** start **

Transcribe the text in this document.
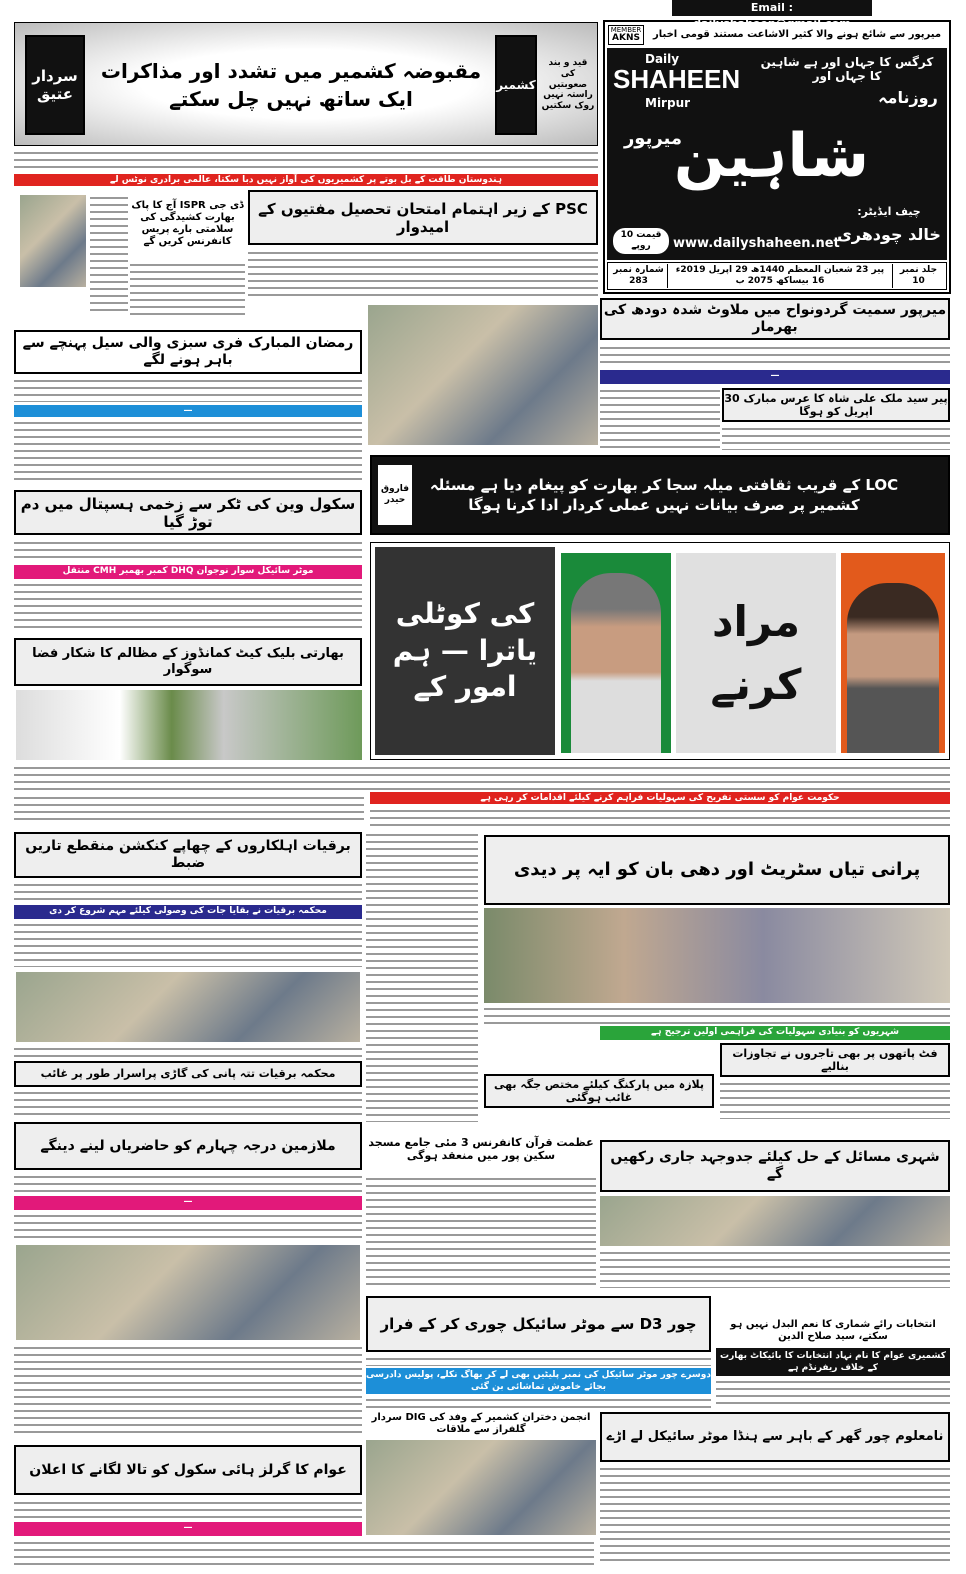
Email : dailyshaheen@gmail.com
سردار عتیق
مقبوضہ کشمیر میں تشدد اور مذاکرات ایک ساتھ نہیں چل سکتے
کشمیر
قید و بند کی صعوبتیں راستہ نہیں روک سکتیں
MEMBER
AKNS	میرپور سے شائع ہونے والا کثیر الاشاعت مستند قومی اخبار
Daily
SHAHEEN
Mirpur
کرگس کا جہاں اور ہے شاہین کا جہاں اور
روزنامہ
شاہین
میرپور
چیف ایڈیٹر:
خالد چودھری
قیمت 10 روپے	www.dailyshaheen.net
جلد نمبر 10
پیر 23 شعبان المعظم 1440ھ 29 اپریل 2019ء 16 بیساکھ 2075 ب
شمارہ نمبر 283
ہندوستان طاقت کے بل بوتے پر کشمیریوں کی آواز نہیں دبا سکتا، عالمی برادری نوٹس لے
ڈی جی ISPR آج کا پاک بھارت کشیدگی کی سلامتی بارے پریس کانفرنس کریں گے
PSC کے زیر اہتمام امتحان تحصیل مفتیوں کے امیدوار
رمضان المبارک فری سبزی والی سیل پہنچے سے باہر ہونے لگے
—
سکول وین کی ٹکر سے زخمی ہسپتال میں دم توڑ گیا
موٹر سائیکل سوار نوجوان DHQ کمبر بھمبر CMH منتقل
بھارتی بلیک کیٹ کمانڈوز کے مظالم کا شکار فضا سوگوار
میرپور سمیت گردونواح میں ملاوٹ شدہ دودھ کی بھرمار
—
پیر سید ملک علی شاہ کا عرس مبارک 30 اپریل کو ہوگا
LOC کے قریب ثقافتی میلہ سجا کر بھارت کو پیغام دیا ہے مسئلہ کشمیر پر صرف بیانات نہیں عملی کردار ادا کرنا ہوگا
فاروق حیدر
کی کوٹلی یاترا — ہم امور کے
مراد کرنے
حکومت عوام کو سستی تفریح کی سہولیات فراہم کرنے کیلئے اقدامات کر رہی ہے
برقیات اہلکاروں کے چھاپے کنکشن منقطع تاریں ضبط
محکمہ برقیات نے بقایا جات کی وصولی کیلئے مہم شروع کر دی
محکمہ برقیات تتہ پانی کی گاڑی پراسرار طور پر غائب
پرانی تیاں سٹریٹ اور دھی بان کو ایہ پر دیدی
شہریوں کو بنیادی سہولیات کی فراہمی اولین ترجیح ہے
پلازہ میں پارکنگ کیلئے مختص جگہ بھی غائب ہوگئی
فٹ پاتھوں پر بھی تاجروں نے تجاوزات بنالیے
ملازمین درجہ چہارم کو حاضریاں لینے دینگے
—
عظمت قرآن کانفرنس 3 مئی جامع مسجد سکین پور میں منعقد ہوگی	شہری مسائل کے حل کیلئے جدوجہد جاری رکھیں گے
چور D3 سے موٹر سائیکل چوری کر کے فرار
دوسرے چور موٹر سائیکل کی نمبر پلیٹیں بھی لے کر بھاگ نکلے، پولیس دادرسی بجائے خاموش تماشائی بن گئی
انتخابات رائے شماری کا نعم البدل نہیں ہو سکتے، سید صلاح الدین
کشمیری عوام کا نام نہاد انتخابات کا بائیکاٹ بھارت کے خلاف ریفرنڈم ہے
انجمن دختران کشمیر کے وفد کی DIG سردار گلفراز سے ملاقات	نامعلوم چور گھر کے باہر سے ہنڈا موٹر سائیکل لے اڑے
عوام کا گرلز ہائی سکول کو تالا لگانے کا اعلان
—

** end **

### YOUR TASK:
Scan the lines above for "اپریل", then copy every one that has it.

### TASK OUTPUT:
پیر 23 شعبان المعظم 1440ھ 29 اپریل 2019ء 16 بیساکھ 2075 ب
پیر سید ملک علی شاہ کا عرس مبارک 30 اپریل کو ہوگا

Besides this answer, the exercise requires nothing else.